Directive:
Report how many lines in the records hold the string "icon"; give the number and nothing else.

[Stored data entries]

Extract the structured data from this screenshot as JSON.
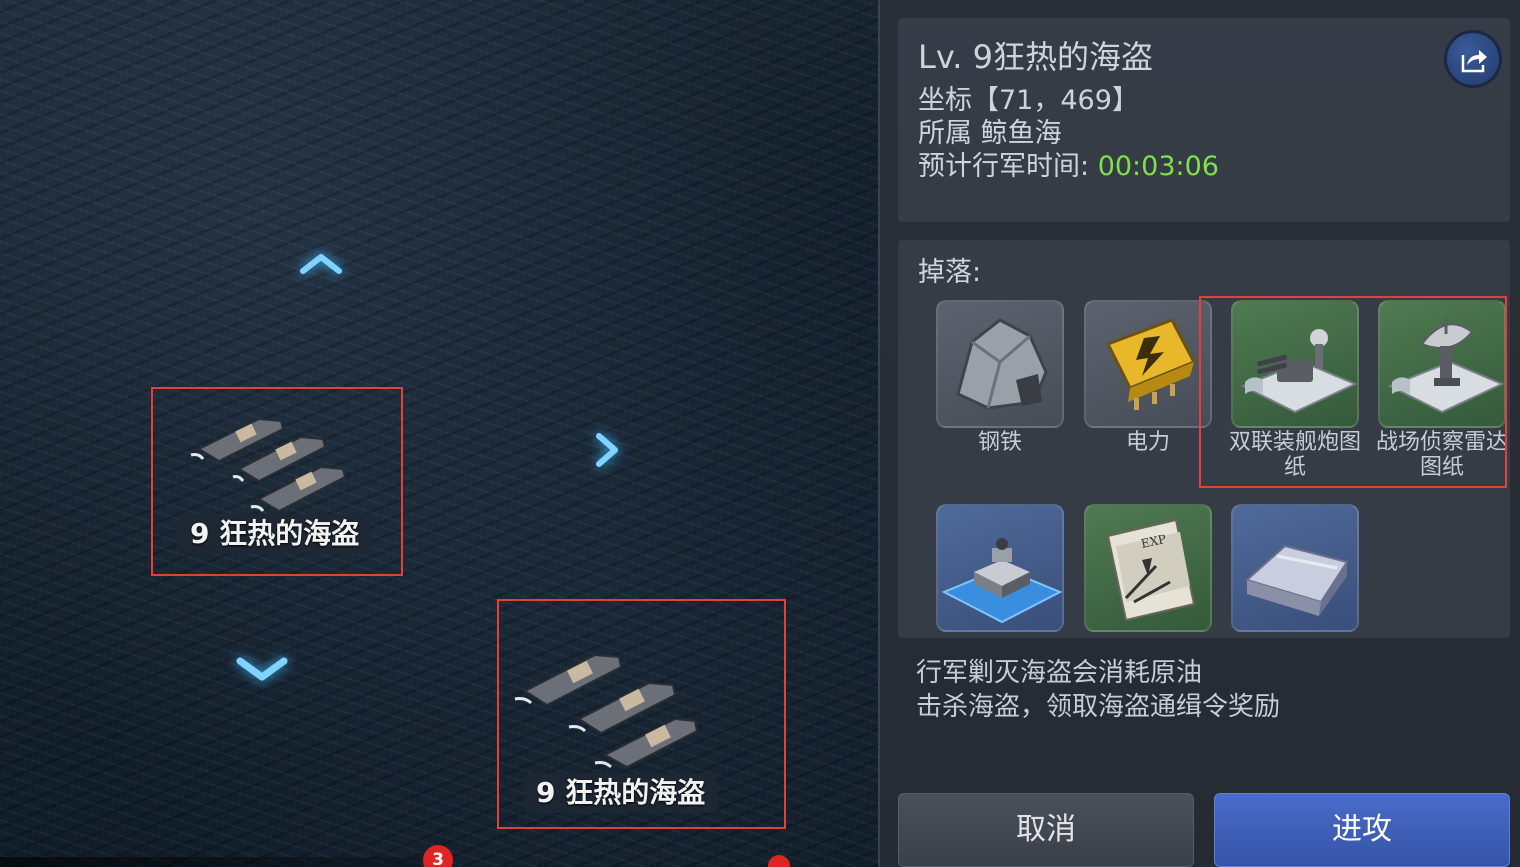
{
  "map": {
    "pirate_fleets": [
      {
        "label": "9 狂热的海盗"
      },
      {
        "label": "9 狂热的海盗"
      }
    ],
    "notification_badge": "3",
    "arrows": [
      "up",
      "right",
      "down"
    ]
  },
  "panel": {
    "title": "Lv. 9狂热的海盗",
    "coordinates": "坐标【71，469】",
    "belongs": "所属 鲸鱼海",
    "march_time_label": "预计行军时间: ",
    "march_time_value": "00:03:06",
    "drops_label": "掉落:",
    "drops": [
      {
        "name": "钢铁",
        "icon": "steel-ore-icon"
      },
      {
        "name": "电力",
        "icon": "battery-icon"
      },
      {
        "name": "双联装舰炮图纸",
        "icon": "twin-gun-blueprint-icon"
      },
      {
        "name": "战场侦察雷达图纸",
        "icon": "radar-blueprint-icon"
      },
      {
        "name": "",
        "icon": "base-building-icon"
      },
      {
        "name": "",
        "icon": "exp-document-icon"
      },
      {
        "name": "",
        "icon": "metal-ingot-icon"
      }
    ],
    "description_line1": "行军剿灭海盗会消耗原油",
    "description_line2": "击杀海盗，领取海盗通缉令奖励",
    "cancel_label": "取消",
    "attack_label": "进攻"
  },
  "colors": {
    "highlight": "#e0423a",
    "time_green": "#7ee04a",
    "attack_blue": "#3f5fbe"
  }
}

---

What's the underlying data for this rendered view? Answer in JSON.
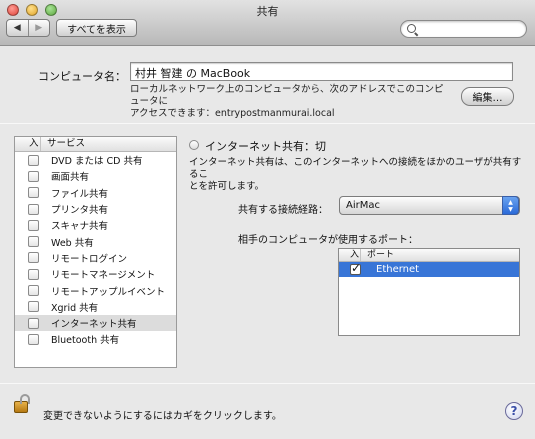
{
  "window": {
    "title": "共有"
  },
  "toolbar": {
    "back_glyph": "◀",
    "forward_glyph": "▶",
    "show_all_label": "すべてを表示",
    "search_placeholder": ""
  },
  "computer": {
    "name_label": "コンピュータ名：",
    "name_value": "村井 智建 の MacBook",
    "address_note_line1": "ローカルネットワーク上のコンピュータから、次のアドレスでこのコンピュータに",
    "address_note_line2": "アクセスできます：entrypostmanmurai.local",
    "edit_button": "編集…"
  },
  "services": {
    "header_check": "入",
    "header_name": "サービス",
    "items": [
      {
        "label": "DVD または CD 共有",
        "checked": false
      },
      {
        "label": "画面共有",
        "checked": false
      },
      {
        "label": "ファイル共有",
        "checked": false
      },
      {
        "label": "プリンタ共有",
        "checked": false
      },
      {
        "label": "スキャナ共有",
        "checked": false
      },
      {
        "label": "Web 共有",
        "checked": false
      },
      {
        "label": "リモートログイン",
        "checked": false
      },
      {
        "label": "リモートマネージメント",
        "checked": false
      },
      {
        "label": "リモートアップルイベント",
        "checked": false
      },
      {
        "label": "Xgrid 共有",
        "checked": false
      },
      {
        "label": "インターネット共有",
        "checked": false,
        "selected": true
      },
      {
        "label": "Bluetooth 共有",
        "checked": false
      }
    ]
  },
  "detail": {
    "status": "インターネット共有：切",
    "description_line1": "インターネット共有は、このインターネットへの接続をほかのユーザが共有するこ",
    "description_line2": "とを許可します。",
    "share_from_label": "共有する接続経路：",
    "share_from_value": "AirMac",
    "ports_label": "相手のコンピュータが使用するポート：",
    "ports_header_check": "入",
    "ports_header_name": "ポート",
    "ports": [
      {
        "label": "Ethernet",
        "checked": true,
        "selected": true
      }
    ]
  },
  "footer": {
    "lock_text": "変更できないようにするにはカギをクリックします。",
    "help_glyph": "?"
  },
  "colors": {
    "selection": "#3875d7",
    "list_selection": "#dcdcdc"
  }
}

Finished answer:
7